[Layout annotation data]
# # # #

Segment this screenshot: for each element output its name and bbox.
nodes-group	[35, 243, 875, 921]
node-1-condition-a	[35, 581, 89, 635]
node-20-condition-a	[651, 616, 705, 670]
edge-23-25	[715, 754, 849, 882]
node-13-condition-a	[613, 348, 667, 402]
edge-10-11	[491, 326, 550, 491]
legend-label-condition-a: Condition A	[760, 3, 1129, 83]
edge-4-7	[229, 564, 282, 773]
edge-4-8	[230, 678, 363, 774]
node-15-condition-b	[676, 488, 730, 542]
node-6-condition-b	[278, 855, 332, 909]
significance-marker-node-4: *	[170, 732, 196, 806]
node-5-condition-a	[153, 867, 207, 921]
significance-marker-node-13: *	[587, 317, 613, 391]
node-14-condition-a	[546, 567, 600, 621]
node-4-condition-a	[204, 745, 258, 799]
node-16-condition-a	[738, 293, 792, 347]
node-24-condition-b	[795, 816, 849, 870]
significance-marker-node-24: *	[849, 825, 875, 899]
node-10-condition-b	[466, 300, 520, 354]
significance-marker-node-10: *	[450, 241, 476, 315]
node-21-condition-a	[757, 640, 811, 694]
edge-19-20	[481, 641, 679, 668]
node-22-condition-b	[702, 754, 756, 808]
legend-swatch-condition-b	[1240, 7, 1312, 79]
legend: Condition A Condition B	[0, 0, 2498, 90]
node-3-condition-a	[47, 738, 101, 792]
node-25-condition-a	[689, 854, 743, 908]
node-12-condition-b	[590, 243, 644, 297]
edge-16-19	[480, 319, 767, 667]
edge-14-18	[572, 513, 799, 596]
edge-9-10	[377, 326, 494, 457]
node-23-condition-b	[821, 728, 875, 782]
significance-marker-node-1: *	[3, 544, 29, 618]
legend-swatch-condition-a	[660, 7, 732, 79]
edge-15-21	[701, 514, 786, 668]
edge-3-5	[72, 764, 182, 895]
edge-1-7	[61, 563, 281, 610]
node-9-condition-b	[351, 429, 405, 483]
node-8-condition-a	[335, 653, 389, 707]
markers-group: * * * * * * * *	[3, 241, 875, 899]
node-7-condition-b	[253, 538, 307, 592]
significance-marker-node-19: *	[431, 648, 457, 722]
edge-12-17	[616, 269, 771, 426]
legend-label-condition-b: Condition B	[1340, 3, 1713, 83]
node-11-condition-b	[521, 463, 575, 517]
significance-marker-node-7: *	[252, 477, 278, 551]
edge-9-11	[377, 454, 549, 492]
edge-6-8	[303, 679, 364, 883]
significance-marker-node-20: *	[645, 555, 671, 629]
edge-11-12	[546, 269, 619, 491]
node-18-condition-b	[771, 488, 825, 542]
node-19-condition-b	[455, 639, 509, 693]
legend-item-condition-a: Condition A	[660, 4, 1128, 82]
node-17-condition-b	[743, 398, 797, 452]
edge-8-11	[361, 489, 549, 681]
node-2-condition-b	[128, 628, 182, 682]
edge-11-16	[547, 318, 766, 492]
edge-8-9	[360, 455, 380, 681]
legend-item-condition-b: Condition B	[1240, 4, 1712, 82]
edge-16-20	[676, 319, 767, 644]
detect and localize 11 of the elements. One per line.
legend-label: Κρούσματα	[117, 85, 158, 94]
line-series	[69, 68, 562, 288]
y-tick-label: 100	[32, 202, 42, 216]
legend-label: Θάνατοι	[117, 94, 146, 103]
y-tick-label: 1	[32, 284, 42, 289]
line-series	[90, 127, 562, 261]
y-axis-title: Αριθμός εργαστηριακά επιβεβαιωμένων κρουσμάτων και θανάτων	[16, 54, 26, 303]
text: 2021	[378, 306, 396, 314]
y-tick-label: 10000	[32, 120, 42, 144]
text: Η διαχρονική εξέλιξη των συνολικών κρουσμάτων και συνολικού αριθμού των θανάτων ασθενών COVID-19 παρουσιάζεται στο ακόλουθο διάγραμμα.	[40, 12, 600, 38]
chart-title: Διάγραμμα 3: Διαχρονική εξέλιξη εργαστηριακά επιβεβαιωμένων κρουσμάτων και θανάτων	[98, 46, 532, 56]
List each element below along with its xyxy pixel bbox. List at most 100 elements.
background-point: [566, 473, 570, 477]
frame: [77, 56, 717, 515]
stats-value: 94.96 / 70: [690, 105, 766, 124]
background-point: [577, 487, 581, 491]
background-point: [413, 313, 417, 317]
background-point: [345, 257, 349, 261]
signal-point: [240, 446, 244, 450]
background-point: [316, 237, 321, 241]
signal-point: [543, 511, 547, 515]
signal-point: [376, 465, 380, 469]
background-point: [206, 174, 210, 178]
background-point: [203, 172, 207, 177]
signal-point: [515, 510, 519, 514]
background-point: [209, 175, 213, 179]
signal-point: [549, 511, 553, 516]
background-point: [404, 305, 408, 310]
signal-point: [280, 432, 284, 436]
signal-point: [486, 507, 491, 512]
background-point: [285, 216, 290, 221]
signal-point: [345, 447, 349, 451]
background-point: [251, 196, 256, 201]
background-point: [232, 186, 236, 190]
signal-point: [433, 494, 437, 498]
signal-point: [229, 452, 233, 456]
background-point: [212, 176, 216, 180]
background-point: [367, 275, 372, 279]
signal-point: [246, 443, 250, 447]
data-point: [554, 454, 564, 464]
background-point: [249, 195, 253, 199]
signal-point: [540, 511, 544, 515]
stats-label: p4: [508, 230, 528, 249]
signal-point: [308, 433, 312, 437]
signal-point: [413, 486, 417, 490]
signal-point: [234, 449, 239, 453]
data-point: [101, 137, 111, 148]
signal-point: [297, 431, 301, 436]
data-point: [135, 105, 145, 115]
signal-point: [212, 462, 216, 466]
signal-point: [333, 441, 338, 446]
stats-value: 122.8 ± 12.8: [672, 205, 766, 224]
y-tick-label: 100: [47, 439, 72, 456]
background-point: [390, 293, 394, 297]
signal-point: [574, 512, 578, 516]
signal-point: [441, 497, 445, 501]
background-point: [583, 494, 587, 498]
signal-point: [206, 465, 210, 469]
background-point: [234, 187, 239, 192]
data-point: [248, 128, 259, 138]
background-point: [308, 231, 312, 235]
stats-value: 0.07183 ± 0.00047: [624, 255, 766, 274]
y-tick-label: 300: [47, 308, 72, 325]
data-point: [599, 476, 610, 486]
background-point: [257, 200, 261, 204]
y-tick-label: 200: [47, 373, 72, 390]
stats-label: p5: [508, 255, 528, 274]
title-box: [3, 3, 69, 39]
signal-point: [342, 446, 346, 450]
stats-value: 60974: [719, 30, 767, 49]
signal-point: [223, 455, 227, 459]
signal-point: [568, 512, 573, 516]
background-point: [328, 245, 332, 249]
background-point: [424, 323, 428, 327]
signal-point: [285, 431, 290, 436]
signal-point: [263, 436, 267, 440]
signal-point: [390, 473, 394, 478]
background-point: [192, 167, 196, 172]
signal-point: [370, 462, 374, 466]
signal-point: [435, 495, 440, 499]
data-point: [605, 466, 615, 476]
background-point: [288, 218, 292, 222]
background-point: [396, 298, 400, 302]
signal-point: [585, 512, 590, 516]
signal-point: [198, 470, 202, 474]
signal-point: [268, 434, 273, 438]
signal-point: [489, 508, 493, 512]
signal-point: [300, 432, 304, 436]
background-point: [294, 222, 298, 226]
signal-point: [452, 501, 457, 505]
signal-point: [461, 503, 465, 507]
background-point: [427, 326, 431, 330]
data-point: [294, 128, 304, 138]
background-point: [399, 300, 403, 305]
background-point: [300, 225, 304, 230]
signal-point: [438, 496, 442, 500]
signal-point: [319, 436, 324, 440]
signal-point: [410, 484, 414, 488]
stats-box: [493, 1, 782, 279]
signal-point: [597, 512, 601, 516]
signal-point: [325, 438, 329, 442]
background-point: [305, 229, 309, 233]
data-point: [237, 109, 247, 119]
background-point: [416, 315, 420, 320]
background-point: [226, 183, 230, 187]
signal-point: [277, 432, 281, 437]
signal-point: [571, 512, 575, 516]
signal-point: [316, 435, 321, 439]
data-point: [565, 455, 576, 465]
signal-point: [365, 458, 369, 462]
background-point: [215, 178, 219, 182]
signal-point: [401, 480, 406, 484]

# # # #

--- Objective ---
Copy the material word for word from its first line through the line containing "429, 405, 483]", with both of those lines included.

--- Result ---
Segment this screenshot: for each element output its name and bbox.
nodes-group	[35, 243, 875, 921]
node-1-condition-a	[35, 581, 89, 635]
node-20-condition-a	[651, 616, 705, 670]
edge-23-25	[715, 754, 849, 882]
node-13-condition-a	[613, 348, 667, 402]
edge-10-11	[491, 326, 550, 491]
legend-label-condition-a: Condition A	[760, 3, 1129, 83]
edge-4-7	[229, 564, 282, 773]
edge-4-8	[230, 678, 363, 774]
node-15-condition-b	[676, 488, 730, 542]
node-6-condition-b	[278, 855, 332, 909]
significance-marker-node-4: *	[170, 732, 196, 806]
node-5-condition-a	[153, 867, 207, 921]
significance-marker-node-13: *	[587, 317, 613, 391]
node-14-condition-a	[546, 567, 600, 621]
node-4-condition-a	[204, 745, 258, 799]
node-16-condition-a	[738, 293, 792, 347]
node-24-condition-b	[795, 816, 849, 870]
significance-marker-node-24: *	[849, 825, 875, 899]
node-10-condition-b	[466, 300, 520, 354]
significance-marker-node-10: *	[450, 241, 476, 315]
node-21-condition-a	[757, 640, 811, 694]
edge-19-20	[481, 641, 679, 668]
node-22-condition-b	[702, 754, 756, 808]
legend-swatch-condition-b	[1240, 7, 1312, 79]
legend: Condition A Condition B	[0, 0, 2498, 90]
node-3-condition-a	[47, 738, 101, 792]
node-25-condition-a	[689, 854, 743, 908]
node-12-condition-b	[590, 243, 644, 297]
edge-16-19	[480, 319, 767, 667]
edge-14-18	[572, 513, 799, 596]
edge-9-10	[377, 326, 494, 457]
node-23-condition-b	[821, 728, 875, 782]
significance-marker-node-1: *	[3, 544, 29, 618]
legend-swatch-condition-a	[660, 7, 732, 79]
edge-15-21	[701, 514, 786, 668]
edge-3-5	[72, 764, 182, 895]
edge-1-7	[61, 563, 281, 610]
node-9-condition-b	[351, 429, 405, 483]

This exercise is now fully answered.